§ Request
The records that follow need to be output exactly as they are.

§ Given information
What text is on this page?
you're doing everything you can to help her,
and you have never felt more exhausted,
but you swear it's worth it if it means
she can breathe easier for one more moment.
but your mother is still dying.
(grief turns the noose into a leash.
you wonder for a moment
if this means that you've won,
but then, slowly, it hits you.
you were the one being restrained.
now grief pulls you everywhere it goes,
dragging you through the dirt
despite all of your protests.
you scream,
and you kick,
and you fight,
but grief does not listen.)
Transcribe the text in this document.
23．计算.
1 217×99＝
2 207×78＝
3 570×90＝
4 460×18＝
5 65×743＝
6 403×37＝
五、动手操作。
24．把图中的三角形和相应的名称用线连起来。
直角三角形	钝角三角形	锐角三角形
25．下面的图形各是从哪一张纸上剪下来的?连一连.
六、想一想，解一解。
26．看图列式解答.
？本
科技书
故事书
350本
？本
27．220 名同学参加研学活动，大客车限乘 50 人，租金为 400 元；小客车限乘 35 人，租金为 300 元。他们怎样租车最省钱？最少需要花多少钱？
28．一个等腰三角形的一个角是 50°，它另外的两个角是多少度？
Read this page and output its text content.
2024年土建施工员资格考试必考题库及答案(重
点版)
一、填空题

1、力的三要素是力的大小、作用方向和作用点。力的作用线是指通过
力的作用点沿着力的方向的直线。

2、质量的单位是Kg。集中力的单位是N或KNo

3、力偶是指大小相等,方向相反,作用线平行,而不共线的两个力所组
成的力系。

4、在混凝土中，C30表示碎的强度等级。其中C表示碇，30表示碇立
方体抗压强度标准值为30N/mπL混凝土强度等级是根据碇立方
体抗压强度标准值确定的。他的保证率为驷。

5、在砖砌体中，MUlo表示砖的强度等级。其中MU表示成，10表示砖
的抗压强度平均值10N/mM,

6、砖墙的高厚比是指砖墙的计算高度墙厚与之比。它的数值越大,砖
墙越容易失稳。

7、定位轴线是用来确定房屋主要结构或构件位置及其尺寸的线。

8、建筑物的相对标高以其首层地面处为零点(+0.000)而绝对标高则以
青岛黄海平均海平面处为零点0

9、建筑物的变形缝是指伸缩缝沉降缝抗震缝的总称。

§ Worked answer
What text is on this page?
you're doing everything you can to help her,
and you have never felt more exhausted,
but you swear it's worth it if it means
she can breathe easier for one more moment.
but your mother is still dying.
(grief turns the noose into a leash.
you wonder for a moment
if this means that you've won,
but then, slowly, it hits you.
you were the one being restrained.
now grief pulls you everywhere it goes,
dragging you through the dirt
despite all of your protests.
you scream,
and you kick,
and you fight,
but grief does not listen.)
Transcribe the text in this document.
23．计算.
1 217×99＝
2 207×78＝
3 570×90＝
4 460×18＝
5 65×743＝
6 403×37＝
五、动手操作。
24．把图中的三角形和相应的名称用线连起来。
直角三角形	钝角三角形	锐角三角形
25．下面的图形各是从哪一张纸上剪下来的?连一连.
六、想一想，解一解。
26．看图列式解答.
？本
科技书
故事书
350本
？本
27．220 名同学参加研学活动，大客车限乘 50 人，租金为 400 元；小客车限乘 35 人，租金为 300 元。他们怎样租车最省钱？最少需要花多少钱？
28．一个等腰三角形的一个角是 50°，它另外的两个角是多少度？
Read this page and output its text content.
2024年土建施工员资格考试必考题库及答案(重
点版)
一、填空题

1、力的三要素是力的大小、作用方向和作用点。力的作用线是指通过
力的作用点沿着力的方向的直线。

2、质量的单位是Kg。集中力的单位是N或KNo

3、力偶是指大小相等,方向相反,作用线平行,而不共线的两个力所组
成的力系。

4、在混凝土中，C30表示碎的强度等级。其中C表示碇，30表示碇立
方体抗压强度标准值为30N/mπL混凝土强度等级是根据碇立方
体抗压强度标准值确定的。他的保证率为驷。

5、在砖砌体中，MUlo表示砖的强度等级。其中MU表示成，10表示砖
的抗压强度平均值10N/mM,

6、砖墙的高厚比是指砖墙的计算高度墙厚与之比。它的数值越大,砖
墙越容易失稳。

7、定位轴线是用来确定房屋主要结构或构件位置及其尺寸的线。

8、建筑物的相对标高以其首层地面处为零点(+0.000)而绝对标高则以
青岛黄海平均海平面处为零点0

9、建筑物的变形缝是指伸缩缝沉降缝抗震缝的总称。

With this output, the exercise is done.